__TEXTO MOSTRADO__.
+ + + + + + +

La obsesión laicista provoca muchos procesos jurídicos, con efectos distintos a los esperados. Así, el Tribunal de Casación francés anuló en 2008 el despido de una empleada musulmana en una guardería por empeñarse en acudir velada al trabajo; al no tratarse de un establecimiento público, se valoró como discriminación injusta por razones religiosas. Cinco años después,
publica Le Monde un patético artículo de la fundadora de la guardería: su proyecto fenece ante comunitarismos e intimidaciones.
Los contenciosos llegan con frecuencia al Tribunal europeo de derechos humanos, especialmente desde que tiene legitimación el ciudadano. A pesar de las presiones sobre una Corte a caballo entre la ideología, la política y el derecho, no faltan sentencias que protegen adecuadamente la libertad religiosa. Pero la insistencia es tenaz, sobre todo, cuando se enfrenta a un principio de igualdad tendencialmente omnicomprensivo. Así, en el asunto de Aisha, pendiente de sentencia en Alemania: ¿se puede obligar a una alumna musulmana a recibir clases de natación mixtas?

+ + + + + + +

__FILAS DEL CONJUNTO__.
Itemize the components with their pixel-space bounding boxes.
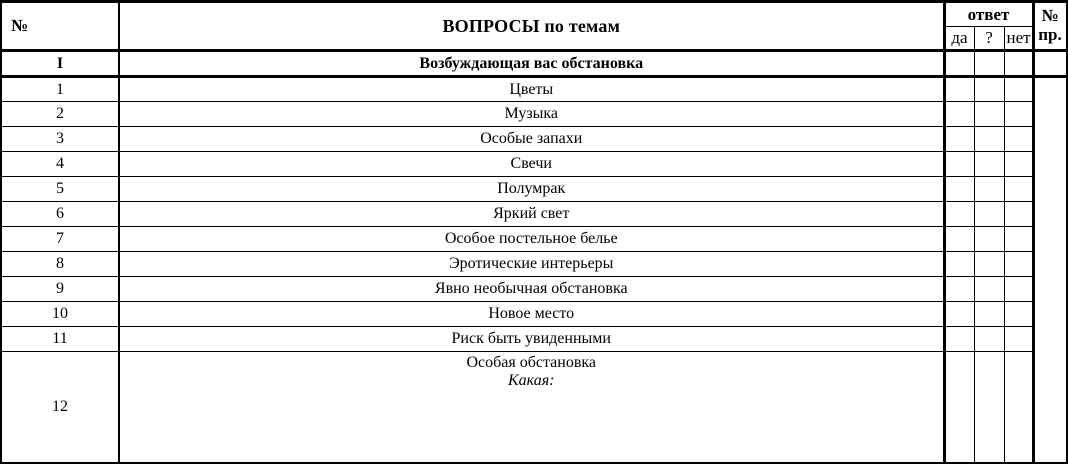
- table-row: 2 Музыка: [0, 101, 1067, 127]
- answer-cell-maybe[interactable]: [973, 126, 1005, 152]
- answer-option-da: да: [942, 26, 975, 52]
- answer-cell-net[interactable]: [1003, 251, 1034, 277]
- question-cell: Особые запахи: [118, 126, 945, 152]
- question-cell: Свечи: [118, 151, 945, 177]
- question-cell: Цветы: [118, 76, 945, 102]
- question-cell: Музыка: [118, 101, 945, 127]
- section-number-cell: I: [0, 50, 120, 78]
- answer-cell-net[interactable]: [1003, 301, 1034, 327]
- answer-cell-da[interactable]: [942, 101, 975, 127]
- row-number-cell: 2: [0, 101, 120, 127]
- question-cell: Явно необычная обстановка: [118, 276, 945, 302]
- answer-cell-net[interactable]: [1003, 76, 1034, 102]
- answer-group-header: ответ: [942, 1, 1034, 27]
- question-cell: Особое постельное белье: [118, 226, 945, 252]
- answer-cell-maybe[interactable]: [973, 101, 1005, 127]
- row-number-cell: 8: [0, 251, 120, 277]
- question-text: Особая обстановка: [466, 354, 597, 371]
- answer-cell-net[interactable]: [1003, 326, 1034, 352]
- ref-cell-merged[interactable]: [1031, 76, 1068, 463]
- question-cell: Полумрак: [118, 176, 945, 202]
- ref-cell[interactable]: [1031, 50, 1068, 78]
- section-row: I Возбуждающая вас обстановка: [0, 50, 1068, 78]
- answer-cell-maybe[interactable]: [973, 151, 1005, 177]
- answer-cell-maybe[interactable]: [973, 76, 1005, 102]
- answer-cell-da[interactable]: [942, 226, 975, 252]
- answer-cell-da[interactable]: [942, 201, 975, 227]
- table-row: 5 Полумрак: [0, 176, 1067, 202]
- row-number-cell: 9: [0, 276, 120, 302]
- table-row: 3 Особые запахи: [0, 126, 1067, 152]
- answer-cell-net[interactable]: [1003, 101, 1034, 127]
- answer-cell-maybe[interactable]: [973, 176, 1005, 202]
- table-row: 8 Эротические интерьеры: [0, 251, 1067, 277]
- row-number-cell: 10: [0, 301, 120, 327]
- answer-cell-maybe[interactable]: [973, 301, 1005, 327]
- question-cell: Новое место: [118, 301, 945, 327]
- header-row-2: да ? нет: [1, 26, 1067, 52]
- answer-option-net: нет: [1003, 26, 1034, 52]
- table-row: 10 Новое место: [0, 301, 1067, 327]
- ref-header-line2: пр.: [1038, 25, 1062, 44]
- answer-cell-maybe[interactable]: [973, 326, 1005, 352]
- answer-cell-net[interactable]: [1003, 201, 1034, 227]
- question-cell: Риск быть увиденными: [118, 326, 945, 352]
- table-row: 11 Риск быть увиденными: [0, 326, 1067, 352]
- answer-cell-maybe[interactable]: [973, 226, 1005, 252]
- answer-cell-net[interactable]: [1003, 226, 1034, 252]
- answer-cell-net[interactable]: [1003, 176, 1034, 202]
- table-row: 9 Явно необычная обстановка: [0, 276, 1067, 302]
- table-row: 7 Особое постельное белье: [0, 226, 1067, 252]
- table-row: 1 Цветы: [0, 76, 1068, 463]
- row-number-cell: 7: [0, 226, 120, 252]
- answer-cell-maybe[interactable]: [973, 276, 1005, 302]
- questions-column-header: ВОПРОСЫ по темам: [118, 1, 945, 52]
- answer-cell-da[interactable]: [942, 301, 975, 327]
- table-row: 4 Свечи: [0, 151, 1067, 177]
- row-number-cell: 5: [0, 176, 120, 202]
- answer-cell-maybe[interactable]: [973, 50, 1005, 78]
- ref-header-line1: №: [1041, 6, 1059, 26]
- answer-cell-da[interactable]: [942, 126, 975, 152]
- answer-cell-maybe[interactable]: [973, 201, 1005, 227]
- answer-cell-maybe[interactable]: [973, 351, 1005, 463]
- answer-cell-maybe[interactable]: [973, 251, 1005, 277]
- question-cell: Яркий свет: [118, 201, 945, 227]
- question-cell: Эротические интерьеры: [118, 251, 945, 277]
- row-number-cell: 3: [0, 126, 120, 152]
- row-number-cell: 1: [0, 76, 120, 102]
- answer-cell-da[interactable]: [942, 251, 975, 277]
- row-number-cell: 12: [0, 351, 120, 463]
- answer-cell-da[interactable]: [942, 76, 975, 102]
- answer-cell-net[interactable]: [1003, 276, 1034, 302]
- question-cell: Особая обстановка Какая:: [118, 351, 945, 463]
- num-column-header: №: [0, 1, 120, 52]
- ref-column-header: № пр.: [1031, 1, 1068, 52]
- table-row: 6 Яркий свет: [0, 201, 1067, 227]
- answer-cell-da[interactable]: [942, 50, 975, 78]
- question-note: Какая:: [508, 372, 555, 389]
- answer-cell-net[interactable]: [1003, 351, 1034, 463]
- header-row-1: № ВОПРОСЫ по темам ответ № пр.: [0, 1, 1068, 52]
- row-number-cell: 11: [0, 326, 120, 352]
- answer-cell-net[interactable]: [1003, 126, 1034, 152]
- answer-cell-da[interactable]: [942, 276, 975, 302]
- answer-cell-da[interactable]: [942, 351, 975, 463]
- answer-cell-da[interactable]: [942, 326, 975, 352]
- answer-cell-net[interactable]: [1003, 151, 1034, 177]
- answer-cell-da[interactable]: [942, 151, 975, 177]
- row-number-cell: 4: [0, 151, 120, 177]
- answer-cell-net[interactable]: [1003, 50, 1034, 78]
- answer-cell-da[interactable]: [942, 176, 975, 202]
- answer-option-maybe: ?: [973, 26, 1005, 52]
- table-row: 12 Особая обстановка Какая:: [0, 351, 1067, 463]
- row-number-cell: 6: [0, 201, 120, 227]
- section-title-cell: Возбуждающая вас обстановка: [118, 50, 945, 78]
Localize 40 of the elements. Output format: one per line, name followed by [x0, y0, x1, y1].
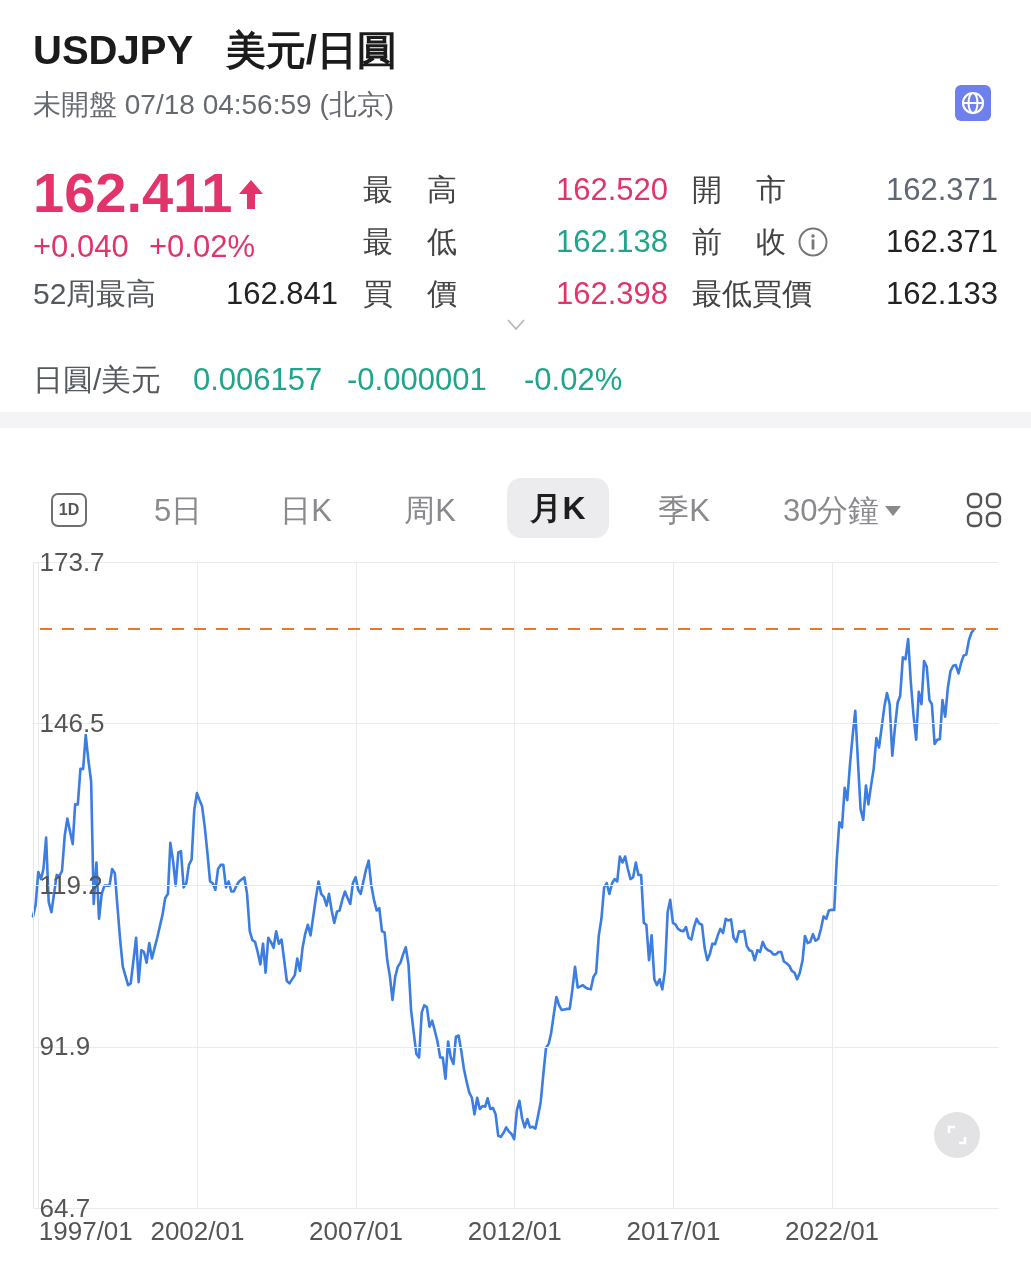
text: 162.841 [225, 275, 338, 313]
text: 日K [280, 492, 332, 530]
text: 季K [658, 492, 710, 530]
line-series [31, 627, 976, 1141]
text: 日圓/美元 [33, 362, 162, 398]
text: 162.398 [555, 275, 668, 313]
text: 162.411 [33, 160, 233, 227]
text: -0.000001 [347, 361, 487, 399]
x-tick-label: 2012/01 [467, 1215, 562, 1246]
y-tick-label: 173.7 [39, 546, 105, 577]
text: 開 市 [692, 172, 786, 208]
x-tick-label: 2022/01 [785, 1215, 880, 1246]
text: +0.02% [149, 228, 256, 266]
text: 162.371 [885, 223, 998, 261]
text: 1D [51, 493, 87, 527]
x-tick-label: 2002/01 [150, 1215, 245, 1246]
text: 162.520 [555, 171, 668, 209]
text: -0.02% [524, 361, 623, 399]
y-tick-label: 146.5 [39, 707, 105, 738]
x-tick-label: 2017/01 [626, 1215, 721, 1246]
text: 前 收 [692, 224, 786, 260]
text: 162.138 [555, 223, 668, 261]
text: 0.006157 [193, 361, 323, 399]
y-tick-label: 91.9 [39, 1031, 91, 1062]
text: 買 價 [363, 276, 457, 312]
text: 最 高 [363, 172, 457, 208]
text: USDJPY 美元/日圓 [33, 27, 397, 74]
text: 最 低 [363, 224, 457, 260]
text: 30分鐘 [783, 492, 880, 530]
text: 未開盤 07/18 04:56:59 (北京) [33, 88, 395, 122]
text: 162.133 [885, 275, 998, 313]
text: +0.040 [33, 228, 129, 266]
text: 周K [404, 492, 456, 530]
text: 最低買價 [692, 276, 812, 312]
x-tick-label: 2007/01 [309, 1215, 404, 1246]
text: 月K [507, 478, 609, 538]
text: 52周最高 [33, 276, 157, 312]
text: 162.371 [885, 171, 998, 209]
y-tick-label: 64.7 [39, 1192, 91, 1223]
text: 5日 [153, 492, 203, 530]
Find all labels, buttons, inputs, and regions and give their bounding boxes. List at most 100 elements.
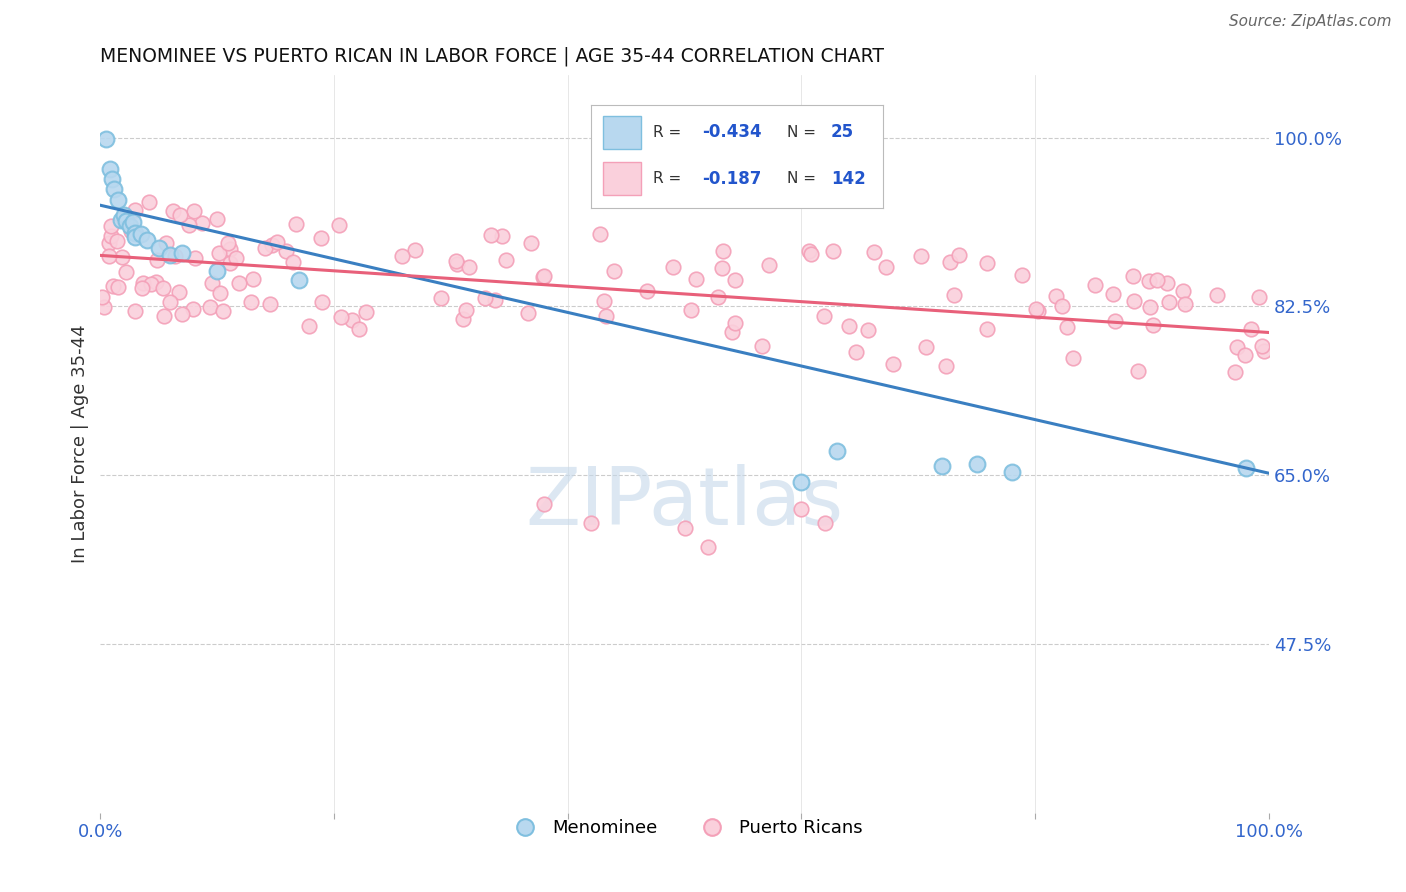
Point [858, 323, 880, 337]
Point [208, 286, 231, 301]
Point [706, 290, 728, 304]
Point [1226, 340, 1249, 354]
Point [107, 193, 129, 207]
Point [205, 263, 228, 277]
Point [115, 214, 138, 228]
Point [1233, 348, 1256, 362]
Point [328, 218, 350, 232]
Point [1174, 296, 1197, 310]
Point [208, 245, 231, 260]
Point [190, 216, 212, 230]
Text: ZIPatlas: ZIPatlas [526, 464, 844, 541]
Point [1156, 277, 1178, 291]
Point [93, 301, 115, 315]
Point [1056, 320, 1078, 334]
Point [219, 242, 242, 256]
Point [124, 203, 146, 218]
Point [531, 269, 554, 284]
Point [484, 293, 506, 307]
Point [1104, 314, 1126, 328]
Point [800, 247, 823, 261]
Point [266, 235, 288, 250]
Point [1251, 339, 1274, 353]
Point [155, 235, 177, 250]
Point [254, 241, 277, 255]
Point [172, 307, 194, 321]
Point [976, 256, 998, 270]
Point [404, 243, 426, 257]
Point [976, 322, 998, 336]
Point [603, 264, 626, 278]
Point [579, 516, 602, 531]
Point [98, 249, 121, 263]
Point [882, 357, 904, 371]
Point [239, 294, 262, 309]
Point [724, 273, 747, 287]
Point [391, 249, 413, 263]
Point [533, 268, 555, 283]
Point [276, 244, 298, 259]
Point [124, 230, 146, 244]
Point [1142, 318, 1164, 332]
Point [242, 271, 264, 285]
Point [474, 291, 496, 305]
Point [790, 502, 813, 516]
Point [797, 244, 820, 259]
Point [124, 304, 146, 318]
Point [595, 309, 617, 323]
Point [138, 195, 160, 210]
Point [201, 277, 224, 291]
Point [297, 319, 319, 334]
Point [1234, 461, 1257, 475]
Point [167, 285, 190, 300]
Point [1247, 290, 1270, 304]
Point [456, 302, 478, 317]
Point [451, 311, 474, 326]
Point [1253, 343, 1275, 358]
Point [430, 291, 453, 305]
Point [444, 254, 467, 268]
Point [330, 310, 353, 325]
Point [1173, 284, 1195, 298]
Point [98, 161, 121, 176]
Point [838, 318, 860, 333]
Point [516, 306, 538, 320]
Point [821, 244, 844, 259]
Point [1122, 293, 1144, 308]
Point [1045, 289, 1067, 303]
Point [1240, 322, 1263, 336]
Point [931, 458, 953, 473]
Point [356, 305, 378, 319]
Point [697, 541, 720, 555]
Text: Source: ZipAtlas.com: Source: ZipAtlas.com [1229, 14, 1392, 29]
Point [152, 280, 174, 294]
Point [347, 322, 370, 336]
Point [120, 224, 142, 238]
Point [636, 284, 658, 298]
Point [720, 326, 742, 340]
Point [1026, 303, 1049, 318]
Point [105, 234, 128, 248]
Point [217, 236, 239, 251]
Point [200, 301, 222, 315]
Point [100, 219, 122, 233]
Point [146, 253, 169, 268]
Point [211, 303, 233, 318]
Point [1225, 365, 1247, 379]
Point [181, 301, 204, 316]
Point [915, 340, 938, 354]
Point [673, 521, 696, 535]
Point [101, 172, 124, 186]
Point [114, 265, 136, 279]
Point [139, 277, 162, 292]
Point [1146, 273, 1168, 287]
Point [285, 217, 308, 231]
Point [491, 228, 513, 243]
Point [1084, 278, 1107, 293]
Point [935, 359, 957, 374]
Point [875, 260, 897, 274]
Point [1001, 465, 1024, 479]
Point [98, 236, 121, 251]
Point [153, 309, 176, 323]
Point [910, 249, 932, 263]
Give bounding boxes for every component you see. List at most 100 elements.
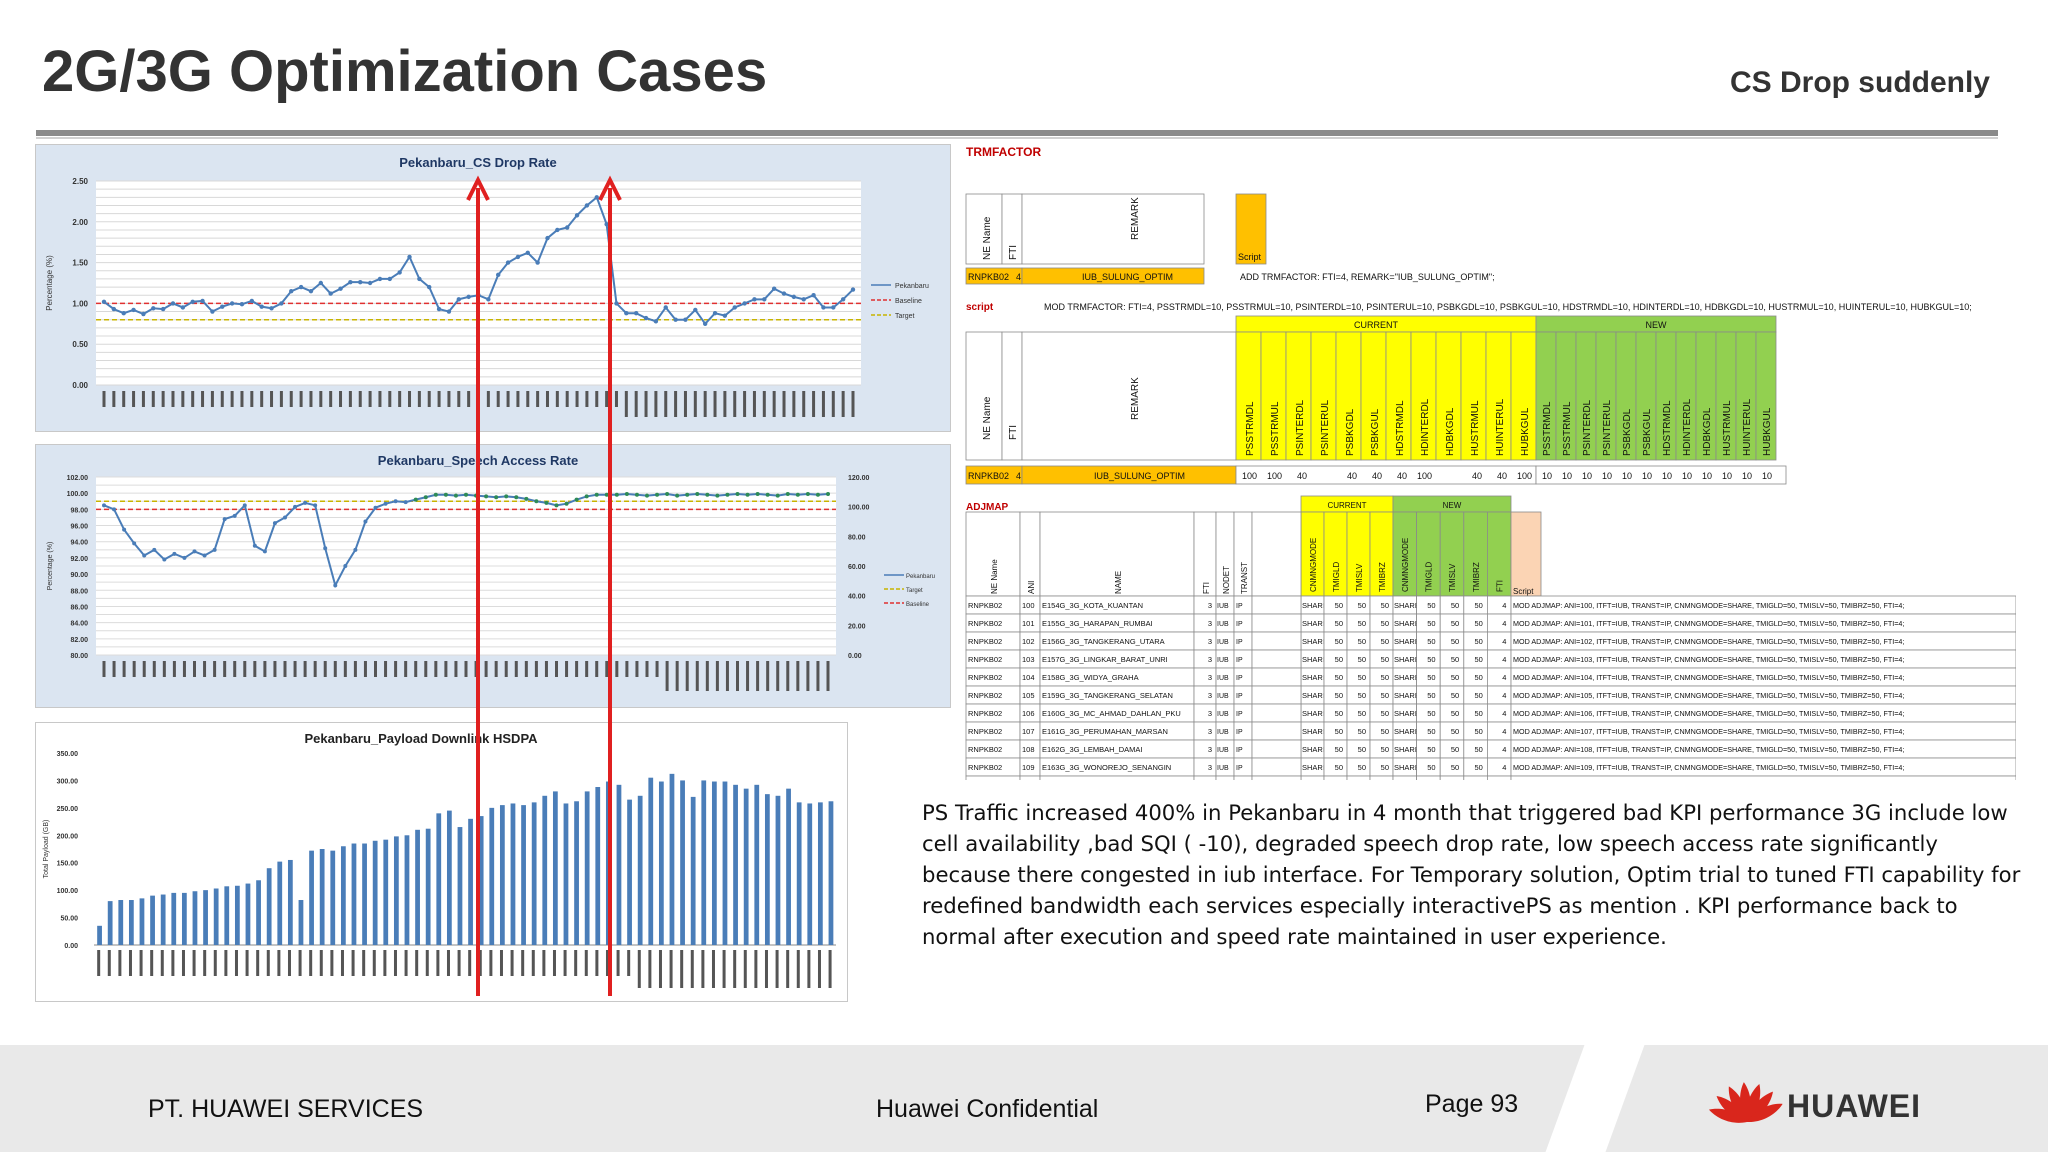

+ + + + + + +

__TAREAS PENDIENTES__.
1. Responde estas preguntas sobre el texto acerca del laicismo y los tribunales:
(a) ¿En qué año anuló el Tribunal de Casación francés el despido de la empleada musulmana?
(b) ¿Qué periódico publicó el artículo de la fundadora de la guardería?
(c) ¿En qué país está pendiente de sentencia el asunto de Aisha?
2. Escribe la continuación del texto sobre el laicismo y los tribunales a partir de su última frase.
El material no tiene ningún papel en esto.

__RESPUESTAS__.
1.
(a) En 2008.
(b) Le Monde.
(c) En Alemania.

2.
El fundamentalismo laicista no mata ni destruye iglesias, como el islamista, pero es insaciable en su pretensión de acallar la religión y recluir a los creyentes en su casa o en las sacristías, para evitar posibles influencias en la vida pública. Su arcaísmo parece ajeno a la transformación del mundo y de la propia Iglesia católica, que asume plenamente la autonomía del orden temporal, no quiere exenciones de impuestos legítimos, coopera a fondo con la justicia civil en procesos contra delitos cometidos por presbíteros, y enterró hace bastante tiempo casi todos los confesionalismos.